Stored data |
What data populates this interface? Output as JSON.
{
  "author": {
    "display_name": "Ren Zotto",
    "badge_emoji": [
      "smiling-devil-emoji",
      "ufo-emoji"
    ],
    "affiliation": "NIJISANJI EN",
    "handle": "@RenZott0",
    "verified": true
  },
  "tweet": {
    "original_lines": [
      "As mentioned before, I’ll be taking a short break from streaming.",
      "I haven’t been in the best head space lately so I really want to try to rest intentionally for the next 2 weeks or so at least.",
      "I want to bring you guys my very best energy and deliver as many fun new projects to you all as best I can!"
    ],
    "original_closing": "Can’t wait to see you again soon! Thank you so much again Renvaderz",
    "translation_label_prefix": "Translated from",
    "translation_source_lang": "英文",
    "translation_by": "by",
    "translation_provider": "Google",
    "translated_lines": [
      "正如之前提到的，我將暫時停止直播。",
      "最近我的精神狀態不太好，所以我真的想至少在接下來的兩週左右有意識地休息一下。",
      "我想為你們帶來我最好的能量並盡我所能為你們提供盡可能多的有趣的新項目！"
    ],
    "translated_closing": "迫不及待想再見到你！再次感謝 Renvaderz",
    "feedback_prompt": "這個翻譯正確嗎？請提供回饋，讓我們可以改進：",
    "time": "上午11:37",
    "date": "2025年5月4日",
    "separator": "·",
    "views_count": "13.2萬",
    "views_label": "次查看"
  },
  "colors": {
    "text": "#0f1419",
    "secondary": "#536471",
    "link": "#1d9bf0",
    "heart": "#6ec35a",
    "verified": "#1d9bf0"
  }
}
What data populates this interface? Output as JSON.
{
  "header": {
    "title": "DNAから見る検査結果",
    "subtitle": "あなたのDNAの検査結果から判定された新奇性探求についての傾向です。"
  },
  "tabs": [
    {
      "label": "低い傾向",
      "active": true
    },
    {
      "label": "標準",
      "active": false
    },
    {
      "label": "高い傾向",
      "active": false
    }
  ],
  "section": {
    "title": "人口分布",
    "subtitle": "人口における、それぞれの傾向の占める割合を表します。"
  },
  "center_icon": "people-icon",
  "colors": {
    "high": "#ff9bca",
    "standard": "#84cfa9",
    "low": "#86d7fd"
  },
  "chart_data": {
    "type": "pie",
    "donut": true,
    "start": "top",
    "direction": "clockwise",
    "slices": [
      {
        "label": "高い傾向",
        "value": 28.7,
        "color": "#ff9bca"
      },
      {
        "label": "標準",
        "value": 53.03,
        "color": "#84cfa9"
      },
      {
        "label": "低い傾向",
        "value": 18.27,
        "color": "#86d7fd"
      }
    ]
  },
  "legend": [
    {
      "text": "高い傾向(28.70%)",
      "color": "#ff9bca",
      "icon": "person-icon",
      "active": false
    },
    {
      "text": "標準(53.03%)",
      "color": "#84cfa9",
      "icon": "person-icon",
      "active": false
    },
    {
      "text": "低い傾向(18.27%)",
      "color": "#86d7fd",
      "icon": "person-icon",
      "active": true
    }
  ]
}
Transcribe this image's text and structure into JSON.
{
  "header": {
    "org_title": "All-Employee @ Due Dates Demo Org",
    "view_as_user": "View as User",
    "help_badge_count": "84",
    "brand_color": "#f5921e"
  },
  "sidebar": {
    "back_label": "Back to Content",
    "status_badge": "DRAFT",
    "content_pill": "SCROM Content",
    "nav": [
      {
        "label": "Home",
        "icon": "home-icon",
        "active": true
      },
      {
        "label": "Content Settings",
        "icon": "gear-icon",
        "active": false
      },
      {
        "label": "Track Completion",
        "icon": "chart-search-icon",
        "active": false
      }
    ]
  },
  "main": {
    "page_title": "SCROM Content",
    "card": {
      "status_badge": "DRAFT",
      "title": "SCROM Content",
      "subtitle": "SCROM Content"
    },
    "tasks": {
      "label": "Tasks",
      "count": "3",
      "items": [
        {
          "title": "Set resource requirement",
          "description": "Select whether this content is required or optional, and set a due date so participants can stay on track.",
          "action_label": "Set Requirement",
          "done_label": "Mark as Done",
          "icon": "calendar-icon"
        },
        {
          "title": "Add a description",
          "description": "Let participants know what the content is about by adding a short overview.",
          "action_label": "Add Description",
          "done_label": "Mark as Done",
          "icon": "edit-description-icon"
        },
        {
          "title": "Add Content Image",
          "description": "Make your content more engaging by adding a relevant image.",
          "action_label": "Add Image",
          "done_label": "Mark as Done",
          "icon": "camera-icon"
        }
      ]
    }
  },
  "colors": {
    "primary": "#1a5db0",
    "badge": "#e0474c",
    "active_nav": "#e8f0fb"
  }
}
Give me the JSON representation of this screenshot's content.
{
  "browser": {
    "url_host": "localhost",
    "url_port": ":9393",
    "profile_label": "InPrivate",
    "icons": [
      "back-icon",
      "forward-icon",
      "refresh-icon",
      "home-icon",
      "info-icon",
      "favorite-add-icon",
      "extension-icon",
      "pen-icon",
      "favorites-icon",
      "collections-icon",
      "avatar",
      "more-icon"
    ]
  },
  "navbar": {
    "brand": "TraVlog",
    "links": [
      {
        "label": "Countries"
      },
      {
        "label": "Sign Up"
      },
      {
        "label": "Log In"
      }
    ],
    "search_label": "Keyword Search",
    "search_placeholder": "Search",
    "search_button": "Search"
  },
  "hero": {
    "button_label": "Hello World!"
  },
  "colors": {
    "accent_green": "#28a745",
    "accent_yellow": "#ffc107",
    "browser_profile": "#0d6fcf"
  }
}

What you need to do | Each record above should be restated word for word.

Full output |
What data populates this interface? Output as JSON.
{
  "author": {
    "display_name": "Ren Zotto",
    "badge_emoji": [
      "smiling-devil-emoji",
      "ufo-emoji"
    ],
    "affiliation": "NIJISANJI EN",
    "handle": "@RenZott0",
    "verified": true
  },
  "tweet": {
    "original_lines": [
      "As mentioned before, I’ll be taking a short break from streaming.",
      "I haven’t been in the best head space lately so I really want to try to rest intentionally for the next 2 weeks or so at least.",
      "I want to bring you guys my very best energy and deliver as many fun new projects to you all as best I can!"
    ],
    "original_closing": "Can’t wait to see you again soon! Thank you so much again Renvaderz",
    "translation_label_prefix": "Translated from",
    "translation_source_lang": "英文",
    "translation_by": "by",
    "translation_provider": "Google",
    "translated_lines": [
      "正如之前提到的，我將暫時停止直播。",
      "最近我的精神狀態不太好，所以我真的想至少在接下來的兩週左右有意識地休息一下。",
      "我想為你們帶來我最好的能量並盡我所能為你們提供盡可能多的有趣的新項目！"
    ],
    "translated_closing": "迫不及待想再見到你！再次感謝 Renvaderz",
    "feedback_prompt": "這個翻譯正確嗎？請提供回饋，讓我們可以改進：",
    "time": "上午11:37",
    "date": "2025年5月4日",
    "separator": "·",
    "views_count": "13.2萬",
    "views_label": "次查看"
  },
  "colors": {
    "text": "#0f1419",
    "secondary": "#536471",
    "link": "#1d9bf0",
    "heart": "#6ec35a",
    "verified": "#1d9bf0"
  }
}
What data populates this interface? Output as JSON.
{
  "header": {
    "title": "DNAから見る検査結果",
    "subtitle": "あなたのDNAの検査結果から判定された新奇性探求についての傾向です。"
  },
  "tabs": [
    {
      "label": "低い傾向",
      "active": true
    },
    {
      "label": "標準",
      "active": false
    },
    {
      "label": "高い傾向",
      "active": false
    }
  ],
  "section": {
    "title": "人口分布",
    "subtitle": "人口における、それぞれの傾向の占める割合を表します。"
  },
  "center_icon": "people-icon",
  "colors": {
    "high": "#ff9bca",
    "standard": "#84cfa9",
    "low": "#86d7fd"
  },
  "chart_data": {
    "type": "pie",
    "donut": true,
    "start": "top",
    "direction": "clockwise",
    "slices": [
      {
        "label": "高い傾向",
        "value": 28.7,
        "color": "#ff9bca"
      },
      {
        "label": "標準",
        "value": 53.03,
        "color": "#84cfa9"
      },
      {
        "label": "低い傾向",
        "value": 18.27,
        "color": "#86d7fd"
      }
    ]
  },
  "legend": [
    {
      "text": "高い傾向(28.70%)",
      "color": "#ff9bca",
      "icon": "person-icon",
      "active": false
    },
    {
      "text": "標準(53.03%)",
      "color": "#84cfa9",
      "icon": "person-icon",
      "active": false
    },
    {
      "text": "低い傾向(18.27%)",
      "color": "#86d7fd",
      "icon": "person-icon",
      "active": true
    }
  ]
}
Transcribe this image's text and structure into JSON.
{
  "header": {
    "org_title": "All-Employee @ Due Dates Demo Org",
    "view_as_user": "View as User",
    "help_badge_count": "84",
    "brand_color": "#f5921e"
  },
  "sidebar": {
    "back_label": "Back to Content",
    "status_badge": "DRAFT",
    "content_pill": "SCROM Content",
    "nav": [
      {
        "label": "Home",
        "icon": "home-icon",
        "active": true
      },
      {
        "label": "Content Settings",
        "icon": "gear-icon",
        "active": false
      },
      {
        "label": "Track Completion",
        "icon": "chart-search-icon",
        "active": false
      }
    ]
  },
  "main": {
    "page_title": "SCROM Content",
    "card": {
      "status_badge": "DRAFT",
      "title": "SCROM Content",
      "subtitle": "SCROM Content"
    },
    "tasks": {
      "label": "Tasks",
      "count": "3",
      "items": [
        {
          "title": "Set resource requirement",
          "description": "Select whether this content is required or optional, and set a due date so participants can stay on track.",
          "action_label": "Set Requirement",
          "done_label": "Mark as Done",
          "icon": "calendar-icon"
        },
        {
          "title": "Add a description",
          "description": "Let participants know what the content is about by adding a short overview.",
          "action_label": "Add Description",
          "done_label": "Mark as Done",
          "icon": "edit-description-icon"
        },
        {
          "title": "Add Content Image",
          "description": "Make your content more engaging by adding a relevant image.",
          "action_label": "Add Image",
          "done_label": "Mark as Done",
          "icon": "camera-icon"
        }
      ]
    }
  },
  "colors": {
    "primary": "#1a5db0",
    "badge": "#e0474c",
    "active_nav": "#e8f0fb"
  }
}
Give me the JSON representation of this screenshot's content.
{
  "browser": {
    "url_host": "localhost",
    "url_port": ":9393",
    "profile_label": "InPrivate",
    "icons": [
      "back-icon",
      "forward-icon",
      "refresh-icon",
      "home-icon",
      "info-icon",
      "favorite-add-icon",
      "extension-icon",
      "pen-icon",
      "favorites-icon",
      "collections-icon",
      "avatar",
      "more-icon"
    ]
  },
  "navbar": {
    "brand": "TraVlog",
    "links": [
      {
        "label": "Countries"
      },
      {
        "label": "Sign Up"
      },
      {
        "label": "Log In"
      }
    ],
    "search_label": "Keyword Search",
    "search_placeholder": "Search",
    "search_button": "Search"
  },
  "hero": {
    "button_label": "Hello World!"
  },
  "colors": {
    "accent_green": "#28a745",
    "accent_yellow": "#ffc107",
    "browser_profile": "#0d6fcf"
  }
}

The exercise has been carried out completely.